Data entries
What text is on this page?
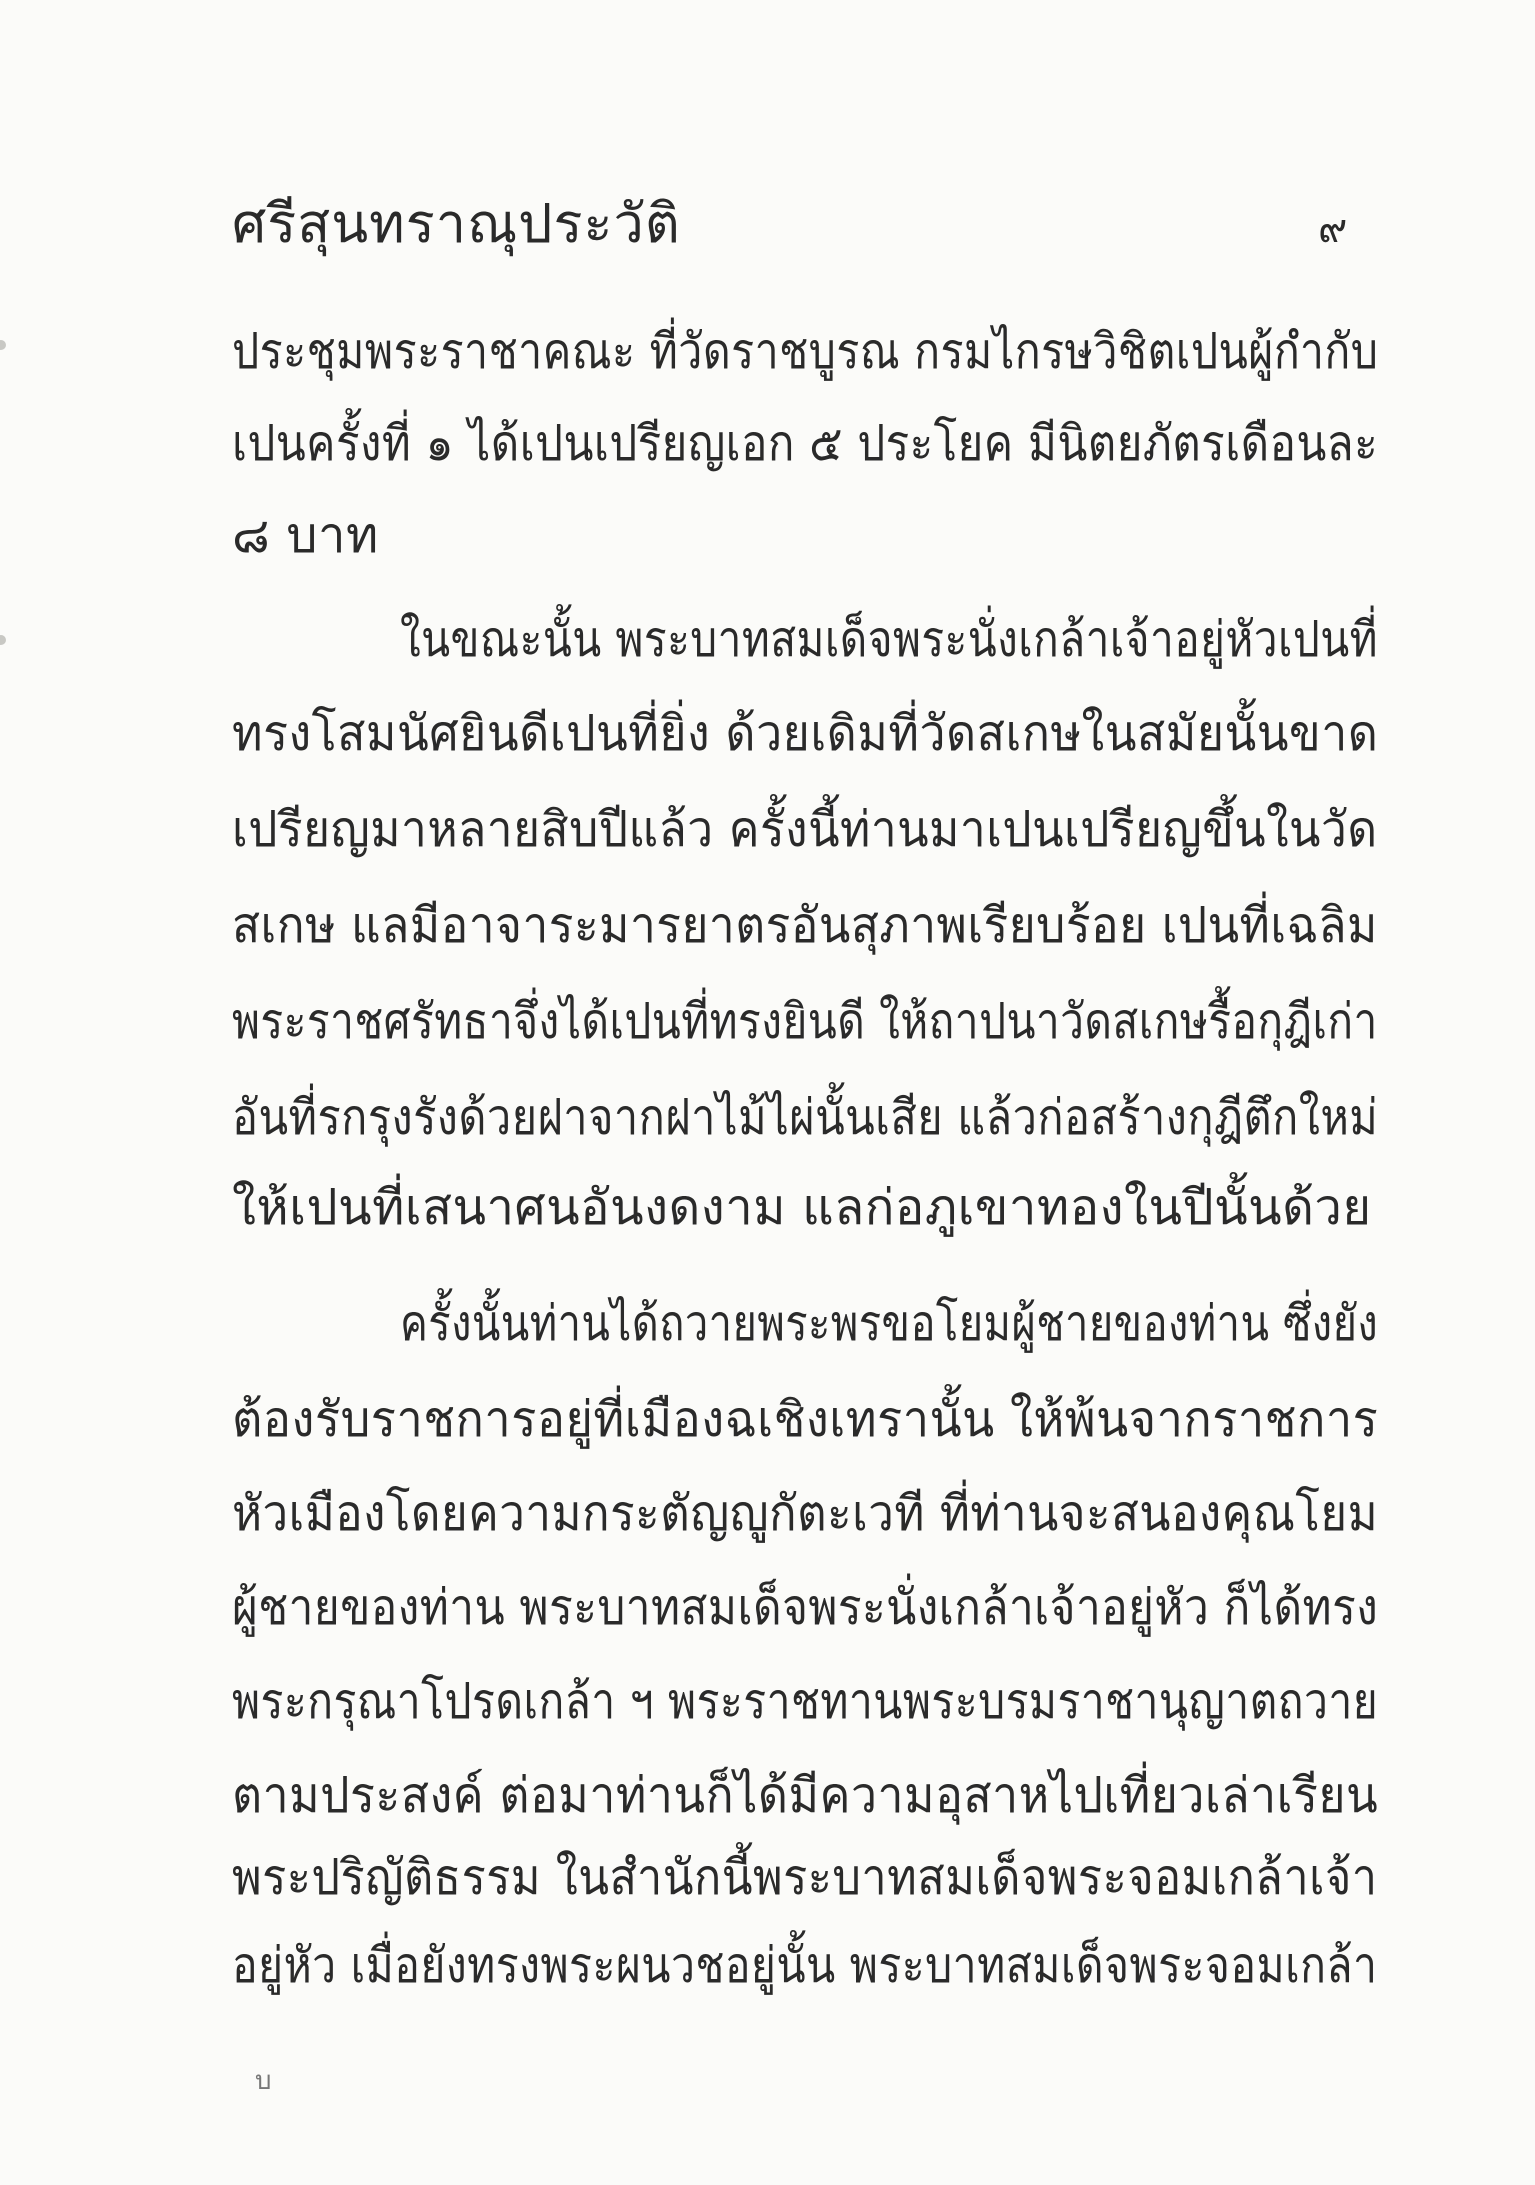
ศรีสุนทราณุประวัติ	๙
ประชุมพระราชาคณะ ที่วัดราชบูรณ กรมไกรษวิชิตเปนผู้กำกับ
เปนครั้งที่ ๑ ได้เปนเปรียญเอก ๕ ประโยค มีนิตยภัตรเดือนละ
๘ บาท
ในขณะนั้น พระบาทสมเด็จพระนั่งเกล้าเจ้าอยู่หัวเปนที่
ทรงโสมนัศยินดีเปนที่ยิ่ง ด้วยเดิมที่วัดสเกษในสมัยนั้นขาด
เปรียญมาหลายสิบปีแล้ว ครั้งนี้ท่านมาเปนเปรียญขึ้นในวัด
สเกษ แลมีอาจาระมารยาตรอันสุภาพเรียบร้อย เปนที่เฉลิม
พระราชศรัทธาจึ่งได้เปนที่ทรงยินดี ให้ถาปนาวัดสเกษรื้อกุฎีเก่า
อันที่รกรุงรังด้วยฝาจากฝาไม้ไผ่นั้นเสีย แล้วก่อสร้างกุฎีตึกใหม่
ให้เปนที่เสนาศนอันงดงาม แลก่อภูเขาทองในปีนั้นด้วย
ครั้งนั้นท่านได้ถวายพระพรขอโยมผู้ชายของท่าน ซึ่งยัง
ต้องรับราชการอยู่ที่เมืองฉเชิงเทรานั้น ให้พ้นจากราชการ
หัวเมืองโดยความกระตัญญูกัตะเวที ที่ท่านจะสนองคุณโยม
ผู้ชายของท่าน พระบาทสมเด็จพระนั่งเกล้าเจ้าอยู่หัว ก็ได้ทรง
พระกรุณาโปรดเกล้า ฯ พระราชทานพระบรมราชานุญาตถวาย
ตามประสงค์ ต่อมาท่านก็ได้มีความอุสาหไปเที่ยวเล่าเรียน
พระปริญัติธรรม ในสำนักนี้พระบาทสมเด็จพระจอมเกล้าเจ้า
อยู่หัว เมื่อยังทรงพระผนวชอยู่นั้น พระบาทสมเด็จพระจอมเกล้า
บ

Objective
With the pictures omitted, reproduce the records in full and exactly.

Solved problem
What text is on this page?
ศรีสุนทราณุประวัติ	๙
ประชุมพระราชาคณะ ที่วัดราชบูรณ กรมไกรษวิชิตเปนผู้กำกับ
เปนครั้งที่ ๑ ได้เปนเปรียญเอก ๕ ประโยค มีนิตยภัตรเดือนละ
๘ บาท
ในขณะนั้น พระบาทสมเด็จพระนั่งเกล้าเจ้าอยู่หัวเปนที่
ทรงโสมนัศยินดีเปนที่ยิ่ง ด้วยเดิมที่วัดสเกษในสมัยนั้นขาด
เปรียญมาหลายสิบปีแล้ว ครั้งนี้ท่านมาเปนเปรียญขึ้นในวัด
สเกษ แลมีอาจาระมารยาตรอันสุภาพเรียบร้อย เปนที่เฉลิม
พระราชศรัทธาจึ่งได้เปนที่ทรงยินดี ให้ถาปนาวัดสเกษรื้อกุฎีเก่า
อันที่รกรุงรังด้วยฝาจากฝาไม้ไผ่นั้นเสีย แล้วก่อสร้างกุฎีตึกใหม่
ให้เปนที่เสนาศนอันงดงาม แลก่อภูเขาทองในปีนั้นด้วย
ครั้งนั้นท่านได้ถวายพระพรขอโยมผู้ชายของท่าน ซึ่งยัง
ต้องรับราชการอยู่ที่เมืองฉเชิงเทรานั้น ให้พ้นจากราชการ
หัวเมืองโดยความกระตัญญูกัตะเวที ที่ท่านจะสนองคุณโยม
ผู้ชายของท่าน พระบาทสมเด็จพระนั่งเกล้าเจ้าอยู่หัว ก็ได้ทรง
พระกรุณาโปรดเกล้า ฯ พระราชทานพระบรมราชานุญาตถวาย
ตามประสงค์ ต่อมาท่านก็ได้มีความอุสาหไปเที่ยวเล่าเรียน
พระปริญัติธรรม ในสำนักนี้พระบาทสมเด็จพระจอมเกล้าเจ้า
อยู่หัว เมื่อยังทรงพระผนวชอยู่นั้น พระบาทสมเด็จพระจอมเกล้า
บ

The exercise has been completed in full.